Collected data entries
╭──

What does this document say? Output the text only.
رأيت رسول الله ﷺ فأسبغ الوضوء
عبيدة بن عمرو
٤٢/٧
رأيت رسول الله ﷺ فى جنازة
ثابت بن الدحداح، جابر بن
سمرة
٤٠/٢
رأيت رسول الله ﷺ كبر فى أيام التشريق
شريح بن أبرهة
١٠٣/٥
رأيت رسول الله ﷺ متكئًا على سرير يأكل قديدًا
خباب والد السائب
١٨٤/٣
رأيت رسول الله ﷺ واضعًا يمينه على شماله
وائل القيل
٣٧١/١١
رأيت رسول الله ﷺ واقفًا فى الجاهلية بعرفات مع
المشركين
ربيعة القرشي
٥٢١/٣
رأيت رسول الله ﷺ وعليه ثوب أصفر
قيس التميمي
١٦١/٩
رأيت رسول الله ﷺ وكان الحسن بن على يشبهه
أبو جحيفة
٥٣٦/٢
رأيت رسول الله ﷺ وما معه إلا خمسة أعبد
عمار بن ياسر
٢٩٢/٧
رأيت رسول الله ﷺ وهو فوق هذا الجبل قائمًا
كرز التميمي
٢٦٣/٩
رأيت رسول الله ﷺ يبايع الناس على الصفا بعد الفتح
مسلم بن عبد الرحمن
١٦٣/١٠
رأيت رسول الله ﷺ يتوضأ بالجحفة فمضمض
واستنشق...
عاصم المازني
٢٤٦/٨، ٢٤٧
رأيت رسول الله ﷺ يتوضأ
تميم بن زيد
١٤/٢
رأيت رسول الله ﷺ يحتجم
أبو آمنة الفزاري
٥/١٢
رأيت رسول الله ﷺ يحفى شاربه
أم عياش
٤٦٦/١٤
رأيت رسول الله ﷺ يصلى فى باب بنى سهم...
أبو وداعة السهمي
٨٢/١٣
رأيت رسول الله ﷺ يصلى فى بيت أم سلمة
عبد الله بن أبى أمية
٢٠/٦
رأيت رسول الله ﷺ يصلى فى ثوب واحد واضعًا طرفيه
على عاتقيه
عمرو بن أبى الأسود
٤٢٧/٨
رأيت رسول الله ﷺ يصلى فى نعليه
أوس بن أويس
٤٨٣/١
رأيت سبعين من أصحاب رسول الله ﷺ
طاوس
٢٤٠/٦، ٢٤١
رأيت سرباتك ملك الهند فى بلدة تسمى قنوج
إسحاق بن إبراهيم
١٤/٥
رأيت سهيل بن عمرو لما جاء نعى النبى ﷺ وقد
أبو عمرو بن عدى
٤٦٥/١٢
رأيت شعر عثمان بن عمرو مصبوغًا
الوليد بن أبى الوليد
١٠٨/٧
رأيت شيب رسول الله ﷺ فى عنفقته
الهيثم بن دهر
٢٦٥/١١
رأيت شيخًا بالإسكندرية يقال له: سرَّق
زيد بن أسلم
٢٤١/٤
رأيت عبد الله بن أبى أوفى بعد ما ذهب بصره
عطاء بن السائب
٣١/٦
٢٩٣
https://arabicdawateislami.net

╰──

§ **What you have to do**
Reproduce the data in full, exactly as presented.

§ **Task output**
What does this document say? Output the text only.
رأيت رسول الله ﷺ فأسبغ الوضوء
عبيدة بن عمرو
٤٢/٧
رأيت رسول الله ﷺ فى جنازة
ثابت بن الدحداح، جابر بن
سمرة
٤٠/٢
رأيت رسول الله ﷺ كبر فى أيام التشريق
شريح بن أبرهة
١٠٣/٥
رأيت رسول الله ﷺ متكئًا على سرير يأكل قديدًا
خباب والد السائب
١٨٤/٣
رأيت رسول الله ﷺ واضعًا يمينه على شماله
وائل القيل
٣٧١/١١
رأيت رسول الله ﷺ واقفًا فى الجاهلية بعرفات مع
المشركين
ربيعة القرشي
٥٢١/٣
رأيت رسول الله ﷺ وعليه ثوب أصفر
قيس التميمي
١٦١/٩
رأيت رسول الله ﷺ وكان الحسن بن على يشبهه
أبو جحيفة
٥٣٦/٢
رأيت رسول الله ﷺ وما معه إلا خمسة أعبد
عمار بن ياسر
٢٩٢/٧
رأيت رسول الله ﷺ وهو فوق هذا الجبل قائمًا
كرز التميمي
٢٦٣/٩
رأيت رسول الله ﷺ يبايع الناس على الصفا بعد الفتح
مسلم بن عبد الرحمن
١٦٣/١٠
رأيت رسول الله ﷺ يتوضأ بالجحفة فمضمض
واستنشق...
عاصم المازني
٢٤٦/٨، ٢٤٧
رأيت رسول الله ﷺ يتوضأ
تميم بن زيد
١٤/٢
رأيت رسول الله ﷺ يحتجم
أبو آمنة الفزاري
٥/١٢
رأيت رسول الله ﷺ يحفى شاربه
أم عياش
٤٦٦/١٤
رأيت رسول الله ﷺ يصلى فى باب بنى سهم...
أبو وداعة السهمي
٨٢/١٣
رأيت رسول الله ﷺ يصلى فى بيت أم سلمة
عبد الله بن أبى أمية
٢٠/٦
رأيت رسول الله ﷺ يصلى فى ثوب واحد واضعًا طرفيه
على عاتقيه
عمرو بن أبى الأسود
٤٢٧/٨
رأيت رسول الله ﷺ يصلى فى نعليه
أوس بن أويس
٤٨٣/١
رأيت سبعين من أصحاب رسول الله ﷺ
طاوس
٢٤٠/٦، ٢٤١
رأيت سرباتك ملك الهند فى بلدة تسمى قنوج
إسحاق بن إبراهيم
١٤/٥
رأيت سهيل بن عمرو لما جاء نعى النبى ﷺ وقد
أبو عمرو بن عدى
٤٦٥/١٢
رأيت شعر عثمان بن عمرو مصبوغًا
الوليد بن أبى الوليد
١٠٨/٧
رأيت شيب رسول الله ﷺ فى عنفقته
الهيثم بن دهر
٢٦٥/١١
رأيت شيخًا بالإسكندرية يقال له: سرَّق
زيد بن أسلم
٢٤١/٤
رأيت عبد الله بن أبى أوفى بعد ما ذهب بصره
عطاء بن السائب
٣١/٦
٢٩٣
https://arabicdawateislami.net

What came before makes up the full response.